**AVAILABLE RECORDS**
▽

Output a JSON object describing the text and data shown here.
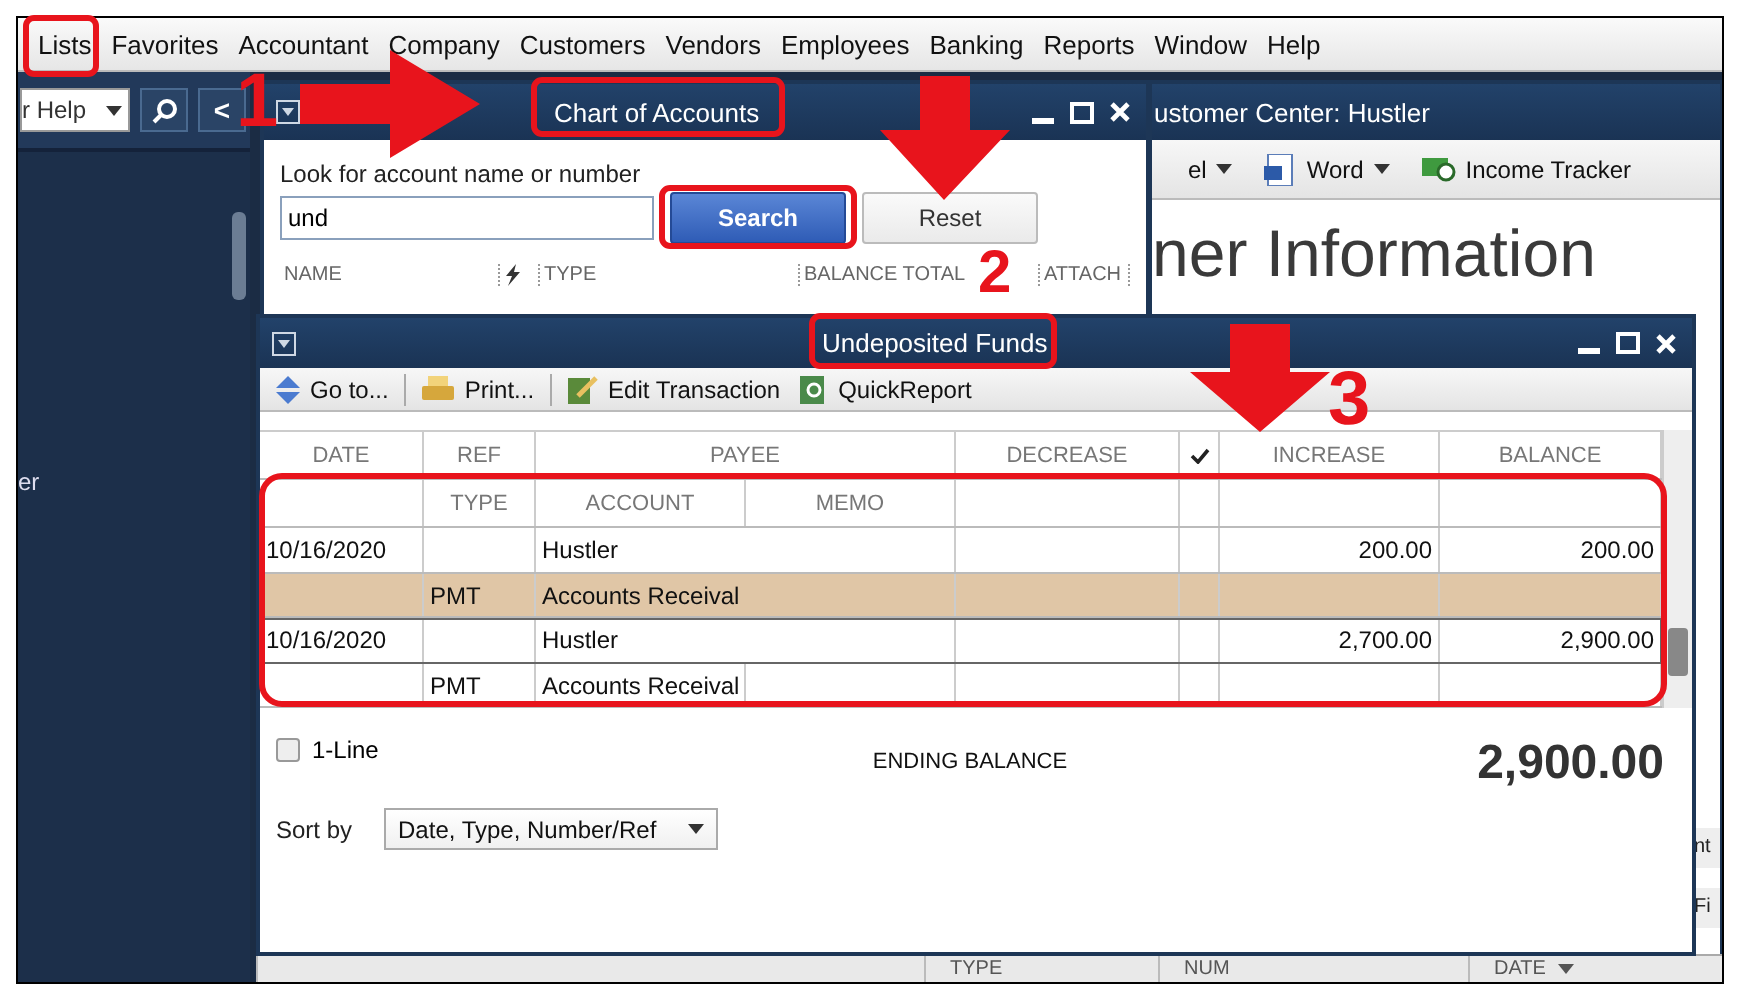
{
  "menu": [
    "Lists",
    "Favorites",
    "Accountant",
    "Company",
    "Customers",
    "Vendors",
    "Employees",
    "Banking",
    "Reports",
    "Window",
    "Help"
  ],
  "left_panel": {
    "help_search": "r Help",
    "back": "<",
    "side_text": "er"
  },
  "customer_center": {
    "title": "ustomer Center: Hustler",
    "toolbar": [
      {
        "label": "el",
        "kind": "dropdown"
      },
      {
        "label": "Word",
        "kind": "word"
      },
      {
        "label": "Income Tracker",
        "kind": "tracker"
      }
    ],
    "heading": "ner Information",
    "edge_texts": [
      "nt",
      "Fi"
    ]
  },
  "back_list": {
    "columns": [
      "TYPE",
      "NUM",
      "DATE"
    ]
  },
  "chart_of_accounts": {
    "title": "Chart of Accounts",
    "search_label": "Look for account name or number",
    "search_value": "und",
    "buttons": [
      "Search",
      "Reset"
    ],
    "columns": [
      "NAME",
      "TYPE",
      "BALANCE TOTAL",
      "ATTACH"
    ]
  },
  "register": {
    "title": "Undeposited Funds",
    "toolbar": [
      "Go to...",
      "Print...",
      "Edit Transaction",
      "QuickReport"
    ],
    "columns_top": [
      "DATE",
      "REF",
      "PAYEE",
      "DECREASE",
      "INCREASE",
      "BALANCE"
    ],
    "columns_bottom": [
      "TYPE",
      "ACCOUNT",
      "MEMO"
    ],
    "transactions": [
      {
        "date": "10/16/2020",
        "payee": "Hustler",
        "increase": "200.00",
        "balance": "200.00",
        "type": "PMT",
        "account": "Accounts Receival",
        "selected": true
      },
      {
        "date": "10/16/2020",
        "payee": "Hustler",
        "increase": "2,700.00",
        "balance": "2,900.00",
        "type": "PMT",
        "account": "Accounts Receival",
        "selected": false
      }
    ],
    "one_line": {
      "label": "1-Line",
      "checked": false
    },
    "ending_balance_label": "ENDING BALANCE",
    "ending_balance": "2,900.00",
    "sort_label": "Sort by",
    "sort_value": "Date, Type, Number/Ref"
  },
  "annotations": [
    "1",
    "2",
    "3"
  ]
}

△

**SHORT PROBLEM**
Quote every record above exactly, leaving out any pictures.

**COMPLETE ANSWER**
Output a JSON object describing the text and data shown here.
{
  "menu": [
    "Lists",
    "Favorites",
    "Accountant",
    "Company",
    "Customers",
    "Vendors",
    "Employees",
    "Banking",
    "Reports",
    "Window",
    "Help"
  ],
  "left_panel": {
    "help_search": "r Help",
    "back": "<",
    "side_text": "er"
  },
  "customer_center": {
    "title": "ustomer Center: Hustler",
    "toolbar": [
      {
        "label": "el",
        "kind": "dropdown"
      },
      {
        "label": "Word",
        "kind": "word"
      },
      {
        "label": "Income Tracker",
        "kind": "tracker"
      }
    ],
    "heading": "ner Information",
    "edge_texts": [
      "nt",
      "Fi"
    ]
  },
  "back_list": {
    "columns": [
      "TYPE",
      "NUM",
      "DATE"
    ]
  },
  "chart_of_accounts": {
    "title": "Chart of Accounts",
    "search_label": "Look for account name or number",
    "search_value": "und",
    "buttons": [
      "Search",
      "Reset"
    ],
    "columns": [
      "NAME",
      "TYPE",
      "BALANCE TOTAL",
      "ATTACH"
    ]
  },
  "register": {
    "title": "Undeposited Funds",
    "toolbar": [
      "Go to...",
      "Print...",
      "Edit Transaction",
      "QuickReport"
    ],
    "columns_top": [
      "DATE",
      "REF",
      "PAYEE",
      "DECREASE",
      "INCREASE",
      "BALANCE"
    ],
    "columns_bottom": [
      "TYPE",
      "ACCOUNT",
      "MEMO"
    ],
    "transactions": [
      {
        "date": "10/16/2020",
        "payee": "Hustler",
        "increase": "200.00",
        "balance": "200.00",
        "type": "PMT",
        "account": "Accounts Receival",
        "selected": true
      },
      {
        "date": "10/16/2020",
        "payee": "Hustler",
        "increase": "2,700.00",
        "balance": "2,900.00",
        "type": "PMT",
        "account": "Accounts Receival",
        "selected": false
      }
    ],
    "one_line": {
      "label": "1-Line",
      "checked": false
    },
    "ending_balance_label": "ENDING BALANCE",
    "ending_balance": "2,900.00",
    "sort_label": "Sort by",
    "sort_value": "Date, Type, Number/Ref"
  },
  "annotations": [
    "1",
    "2",
    "3"
  ]
}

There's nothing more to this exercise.